## Task details:
Your task is to copy every line of the entries that contains "Microsoft".

## Data rows:

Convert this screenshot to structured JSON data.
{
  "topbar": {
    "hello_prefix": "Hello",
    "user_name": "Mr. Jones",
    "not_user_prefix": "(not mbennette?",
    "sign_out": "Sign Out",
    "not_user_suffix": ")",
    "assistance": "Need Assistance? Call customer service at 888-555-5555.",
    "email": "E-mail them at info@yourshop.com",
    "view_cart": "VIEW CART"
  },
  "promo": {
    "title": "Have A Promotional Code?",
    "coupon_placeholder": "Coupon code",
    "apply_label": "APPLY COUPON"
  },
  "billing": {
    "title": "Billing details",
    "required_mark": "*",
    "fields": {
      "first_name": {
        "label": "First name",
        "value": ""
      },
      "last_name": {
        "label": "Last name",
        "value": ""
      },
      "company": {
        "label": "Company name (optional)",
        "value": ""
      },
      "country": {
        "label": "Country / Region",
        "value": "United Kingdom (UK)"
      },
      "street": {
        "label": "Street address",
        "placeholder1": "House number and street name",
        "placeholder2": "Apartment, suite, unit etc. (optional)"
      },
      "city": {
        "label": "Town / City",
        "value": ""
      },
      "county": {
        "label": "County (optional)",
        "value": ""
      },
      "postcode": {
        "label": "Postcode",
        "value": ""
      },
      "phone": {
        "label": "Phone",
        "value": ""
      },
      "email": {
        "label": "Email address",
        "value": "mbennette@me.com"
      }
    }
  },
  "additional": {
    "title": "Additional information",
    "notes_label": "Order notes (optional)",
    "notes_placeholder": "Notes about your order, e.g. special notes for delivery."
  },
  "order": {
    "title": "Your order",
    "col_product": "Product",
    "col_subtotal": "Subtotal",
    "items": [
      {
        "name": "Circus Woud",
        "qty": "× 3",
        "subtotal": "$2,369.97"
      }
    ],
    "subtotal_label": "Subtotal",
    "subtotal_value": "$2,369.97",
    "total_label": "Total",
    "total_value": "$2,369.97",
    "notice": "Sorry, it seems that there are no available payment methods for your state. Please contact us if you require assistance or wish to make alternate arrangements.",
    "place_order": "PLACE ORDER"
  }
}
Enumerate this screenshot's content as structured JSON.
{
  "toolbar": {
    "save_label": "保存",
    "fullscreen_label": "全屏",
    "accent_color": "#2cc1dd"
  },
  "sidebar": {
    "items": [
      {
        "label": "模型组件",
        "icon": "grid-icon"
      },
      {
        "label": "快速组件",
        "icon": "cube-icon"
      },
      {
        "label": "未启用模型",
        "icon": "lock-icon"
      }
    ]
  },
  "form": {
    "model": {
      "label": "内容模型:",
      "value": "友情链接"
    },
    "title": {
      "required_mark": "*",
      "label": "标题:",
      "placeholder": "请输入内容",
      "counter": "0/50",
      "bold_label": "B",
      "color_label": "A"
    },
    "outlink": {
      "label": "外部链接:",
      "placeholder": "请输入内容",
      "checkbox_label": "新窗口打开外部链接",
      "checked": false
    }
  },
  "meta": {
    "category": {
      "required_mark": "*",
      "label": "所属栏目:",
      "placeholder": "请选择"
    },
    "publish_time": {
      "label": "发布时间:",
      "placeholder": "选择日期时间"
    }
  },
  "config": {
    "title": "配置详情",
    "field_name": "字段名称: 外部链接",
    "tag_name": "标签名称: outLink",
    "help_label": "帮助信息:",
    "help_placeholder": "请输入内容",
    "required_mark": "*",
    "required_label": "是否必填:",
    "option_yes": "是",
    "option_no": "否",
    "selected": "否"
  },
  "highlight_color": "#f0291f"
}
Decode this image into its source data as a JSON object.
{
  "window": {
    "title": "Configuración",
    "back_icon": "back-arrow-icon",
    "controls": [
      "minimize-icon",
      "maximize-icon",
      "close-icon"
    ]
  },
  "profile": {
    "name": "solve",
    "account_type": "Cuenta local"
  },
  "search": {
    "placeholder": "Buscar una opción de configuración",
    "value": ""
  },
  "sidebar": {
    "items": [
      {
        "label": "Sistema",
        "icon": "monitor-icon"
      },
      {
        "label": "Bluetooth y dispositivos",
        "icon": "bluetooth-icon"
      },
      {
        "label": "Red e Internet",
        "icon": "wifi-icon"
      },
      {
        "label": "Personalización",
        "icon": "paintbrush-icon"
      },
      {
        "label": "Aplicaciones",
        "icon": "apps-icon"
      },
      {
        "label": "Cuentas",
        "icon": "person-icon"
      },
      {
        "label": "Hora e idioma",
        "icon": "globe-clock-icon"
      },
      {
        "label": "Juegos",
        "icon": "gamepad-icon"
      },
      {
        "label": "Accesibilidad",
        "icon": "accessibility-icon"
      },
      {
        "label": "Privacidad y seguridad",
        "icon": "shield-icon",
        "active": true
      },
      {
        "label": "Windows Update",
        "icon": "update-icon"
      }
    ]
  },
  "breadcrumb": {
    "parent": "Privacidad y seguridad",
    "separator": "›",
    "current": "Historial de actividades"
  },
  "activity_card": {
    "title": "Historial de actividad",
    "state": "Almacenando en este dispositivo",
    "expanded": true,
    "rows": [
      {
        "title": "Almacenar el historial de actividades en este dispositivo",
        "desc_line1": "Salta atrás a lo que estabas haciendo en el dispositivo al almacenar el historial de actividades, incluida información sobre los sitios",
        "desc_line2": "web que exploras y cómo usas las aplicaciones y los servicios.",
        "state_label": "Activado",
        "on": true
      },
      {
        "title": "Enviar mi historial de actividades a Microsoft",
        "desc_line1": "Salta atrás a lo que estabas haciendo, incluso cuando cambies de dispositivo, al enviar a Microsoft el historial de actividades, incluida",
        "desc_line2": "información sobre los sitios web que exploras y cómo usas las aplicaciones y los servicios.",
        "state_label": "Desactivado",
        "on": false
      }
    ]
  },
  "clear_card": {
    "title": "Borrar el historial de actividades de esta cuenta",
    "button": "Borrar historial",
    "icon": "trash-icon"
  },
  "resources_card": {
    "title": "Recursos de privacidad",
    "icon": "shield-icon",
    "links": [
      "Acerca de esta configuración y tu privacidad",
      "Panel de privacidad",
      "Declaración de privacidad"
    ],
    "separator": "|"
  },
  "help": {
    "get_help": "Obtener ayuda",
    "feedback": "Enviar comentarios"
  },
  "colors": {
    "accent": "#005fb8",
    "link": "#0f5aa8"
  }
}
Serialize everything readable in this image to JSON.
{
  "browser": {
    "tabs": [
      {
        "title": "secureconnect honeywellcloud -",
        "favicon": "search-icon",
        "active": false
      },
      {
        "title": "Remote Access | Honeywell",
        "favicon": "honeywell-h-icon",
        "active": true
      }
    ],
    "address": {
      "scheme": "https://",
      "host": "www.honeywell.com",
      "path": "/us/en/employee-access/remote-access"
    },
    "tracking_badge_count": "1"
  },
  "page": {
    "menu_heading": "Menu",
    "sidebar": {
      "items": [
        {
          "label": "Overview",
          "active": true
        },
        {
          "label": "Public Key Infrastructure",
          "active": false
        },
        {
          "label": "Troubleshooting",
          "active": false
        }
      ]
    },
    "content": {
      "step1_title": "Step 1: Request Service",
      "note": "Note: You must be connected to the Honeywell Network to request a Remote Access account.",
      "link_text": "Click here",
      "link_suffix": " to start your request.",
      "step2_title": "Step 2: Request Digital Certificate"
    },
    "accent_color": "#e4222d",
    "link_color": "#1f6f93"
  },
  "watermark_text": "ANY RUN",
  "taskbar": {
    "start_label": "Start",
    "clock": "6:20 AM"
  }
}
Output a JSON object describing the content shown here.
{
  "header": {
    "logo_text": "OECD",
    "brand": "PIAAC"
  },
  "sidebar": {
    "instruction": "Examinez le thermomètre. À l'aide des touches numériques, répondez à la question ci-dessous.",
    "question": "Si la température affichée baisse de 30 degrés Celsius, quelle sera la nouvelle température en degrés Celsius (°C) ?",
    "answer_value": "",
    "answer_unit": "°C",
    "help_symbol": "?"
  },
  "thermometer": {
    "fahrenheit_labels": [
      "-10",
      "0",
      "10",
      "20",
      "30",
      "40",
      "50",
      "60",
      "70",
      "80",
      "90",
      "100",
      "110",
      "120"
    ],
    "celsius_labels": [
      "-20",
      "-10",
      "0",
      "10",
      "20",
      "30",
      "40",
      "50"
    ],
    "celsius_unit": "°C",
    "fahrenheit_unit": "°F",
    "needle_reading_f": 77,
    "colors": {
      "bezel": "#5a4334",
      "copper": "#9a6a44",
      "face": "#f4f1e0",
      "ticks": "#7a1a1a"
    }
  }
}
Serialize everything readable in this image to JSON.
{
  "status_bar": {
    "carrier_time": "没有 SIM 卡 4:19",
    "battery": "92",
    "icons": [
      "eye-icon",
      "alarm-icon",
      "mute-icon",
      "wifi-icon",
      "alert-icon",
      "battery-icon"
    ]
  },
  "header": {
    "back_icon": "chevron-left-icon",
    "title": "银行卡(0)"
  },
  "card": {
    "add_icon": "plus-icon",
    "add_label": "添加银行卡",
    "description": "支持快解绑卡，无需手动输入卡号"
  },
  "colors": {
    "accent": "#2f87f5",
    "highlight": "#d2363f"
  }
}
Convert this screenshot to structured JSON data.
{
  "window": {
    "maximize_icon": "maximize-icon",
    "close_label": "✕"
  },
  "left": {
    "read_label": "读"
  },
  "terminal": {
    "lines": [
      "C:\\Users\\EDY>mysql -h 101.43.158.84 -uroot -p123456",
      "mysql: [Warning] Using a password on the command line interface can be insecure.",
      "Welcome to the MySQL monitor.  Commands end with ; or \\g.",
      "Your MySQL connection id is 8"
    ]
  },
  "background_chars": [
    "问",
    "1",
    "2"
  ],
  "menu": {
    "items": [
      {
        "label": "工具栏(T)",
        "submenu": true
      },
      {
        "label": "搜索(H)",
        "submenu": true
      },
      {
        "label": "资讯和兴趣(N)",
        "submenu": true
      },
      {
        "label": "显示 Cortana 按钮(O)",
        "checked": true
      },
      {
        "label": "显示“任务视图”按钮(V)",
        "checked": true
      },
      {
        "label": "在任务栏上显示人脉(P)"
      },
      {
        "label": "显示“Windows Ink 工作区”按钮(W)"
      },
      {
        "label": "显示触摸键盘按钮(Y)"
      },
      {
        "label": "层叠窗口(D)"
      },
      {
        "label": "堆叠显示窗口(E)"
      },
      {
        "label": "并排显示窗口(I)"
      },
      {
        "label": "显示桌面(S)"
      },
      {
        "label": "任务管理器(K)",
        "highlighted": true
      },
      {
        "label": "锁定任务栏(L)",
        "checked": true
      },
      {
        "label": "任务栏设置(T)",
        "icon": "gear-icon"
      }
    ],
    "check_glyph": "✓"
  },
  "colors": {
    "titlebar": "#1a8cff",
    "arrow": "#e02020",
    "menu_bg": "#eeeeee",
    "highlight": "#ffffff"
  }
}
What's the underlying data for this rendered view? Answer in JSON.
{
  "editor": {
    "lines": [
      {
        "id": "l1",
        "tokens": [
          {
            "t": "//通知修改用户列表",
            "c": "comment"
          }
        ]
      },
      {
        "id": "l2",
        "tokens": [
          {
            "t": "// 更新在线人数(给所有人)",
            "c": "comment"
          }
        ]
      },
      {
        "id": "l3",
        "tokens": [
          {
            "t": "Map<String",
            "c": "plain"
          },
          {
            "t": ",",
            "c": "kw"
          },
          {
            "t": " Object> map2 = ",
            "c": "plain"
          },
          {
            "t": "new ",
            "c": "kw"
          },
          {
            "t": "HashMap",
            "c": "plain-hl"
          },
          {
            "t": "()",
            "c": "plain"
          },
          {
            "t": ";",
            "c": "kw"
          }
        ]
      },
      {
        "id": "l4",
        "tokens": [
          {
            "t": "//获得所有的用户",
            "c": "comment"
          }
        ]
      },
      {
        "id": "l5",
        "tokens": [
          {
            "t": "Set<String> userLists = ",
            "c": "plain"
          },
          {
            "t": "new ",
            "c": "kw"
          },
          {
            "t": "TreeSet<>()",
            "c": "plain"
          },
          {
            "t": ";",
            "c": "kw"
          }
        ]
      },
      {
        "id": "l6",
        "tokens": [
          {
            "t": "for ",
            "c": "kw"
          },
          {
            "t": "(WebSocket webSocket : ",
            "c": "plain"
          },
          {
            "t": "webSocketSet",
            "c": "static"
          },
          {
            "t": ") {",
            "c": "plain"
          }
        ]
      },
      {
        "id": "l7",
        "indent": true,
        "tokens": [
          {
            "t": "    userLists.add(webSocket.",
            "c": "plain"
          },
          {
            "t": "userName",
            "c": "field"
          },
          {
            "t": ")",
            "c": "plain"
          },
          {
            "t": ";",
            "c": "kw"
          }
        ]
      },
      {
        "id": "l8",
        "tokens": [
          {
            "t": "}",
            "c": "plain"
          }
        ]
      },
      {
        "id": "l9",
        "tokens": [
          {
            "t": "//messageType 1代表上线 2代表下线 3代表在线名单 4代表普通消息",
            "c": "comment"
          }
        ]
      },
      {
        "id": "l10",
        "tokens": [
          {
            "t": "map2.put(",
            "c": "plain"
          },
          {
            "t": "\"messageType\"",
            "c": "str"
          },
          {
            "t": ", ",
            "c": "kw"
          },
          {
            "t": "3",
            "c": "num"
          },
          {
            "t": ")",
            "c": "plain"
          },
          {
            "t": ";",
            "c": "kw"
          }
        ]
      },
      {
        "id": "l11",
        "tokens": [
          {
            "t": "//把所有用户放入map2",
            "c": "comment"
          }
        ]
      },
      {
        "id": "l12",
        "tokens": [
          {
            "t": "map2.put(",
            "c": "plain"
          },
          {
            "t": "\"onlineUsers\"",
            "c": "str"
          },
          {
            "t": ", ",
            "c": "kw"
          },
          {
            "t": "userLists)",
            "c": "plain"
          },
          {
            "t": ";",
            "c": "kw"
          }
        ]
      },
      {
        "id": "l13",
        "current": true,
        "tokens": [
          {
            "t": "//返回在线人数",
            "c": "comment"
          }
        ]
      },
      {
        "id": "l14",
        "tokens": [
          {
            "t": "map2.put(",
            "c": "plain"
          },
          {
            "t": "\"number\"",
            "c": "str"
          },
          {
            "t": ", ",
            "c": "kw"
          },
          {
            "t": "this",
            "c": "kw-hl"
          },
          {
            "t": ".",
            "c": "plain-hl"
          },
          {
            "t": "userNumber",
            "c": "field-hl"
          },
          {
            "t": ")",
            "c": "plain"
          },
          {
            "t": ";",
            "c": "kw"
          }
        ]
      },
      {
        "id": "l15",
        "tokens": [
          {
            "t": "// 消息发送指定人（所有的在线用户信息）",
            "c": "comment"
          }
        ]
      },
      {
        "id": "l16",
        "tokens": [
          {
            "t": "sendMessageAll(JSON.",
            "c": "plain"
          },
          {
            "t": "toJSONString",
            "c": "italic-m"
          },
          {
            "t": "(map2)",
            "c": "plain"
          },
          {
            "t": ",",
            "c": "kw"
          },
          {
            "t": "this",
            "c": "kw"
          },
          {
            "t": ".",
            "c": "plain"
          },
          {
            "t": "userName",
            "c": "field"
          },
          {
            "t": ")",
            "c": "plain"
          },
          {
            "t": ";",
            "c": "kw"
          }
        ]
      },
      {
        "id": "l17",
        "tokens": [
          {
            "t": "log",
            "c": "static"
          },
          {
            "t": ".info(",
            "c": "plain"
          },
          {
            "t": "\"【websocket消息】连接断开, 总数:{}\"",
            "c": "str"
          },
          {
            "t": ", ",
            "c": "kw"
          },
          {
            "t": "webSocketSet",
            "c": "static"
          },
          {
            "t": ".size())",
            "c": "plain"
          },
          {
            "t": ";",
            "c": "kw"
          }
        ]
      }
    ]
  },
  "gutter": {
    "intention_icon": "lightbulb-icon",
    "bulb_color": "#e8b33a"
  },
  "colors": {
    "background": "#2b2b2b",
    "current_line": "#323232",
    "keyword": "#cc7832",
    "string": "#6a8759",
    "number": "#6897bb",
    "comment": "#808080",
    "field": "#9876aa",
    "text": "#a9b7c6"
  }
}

## Result:
        "title": "Enviar mi historial de actividades a Microsoft",
        "desc_line1": "Salta atrás a lo que estabas haciendo, incluso cuando cambies de dispositivo, al enviar a Microsoft el historial de actividades, incluida",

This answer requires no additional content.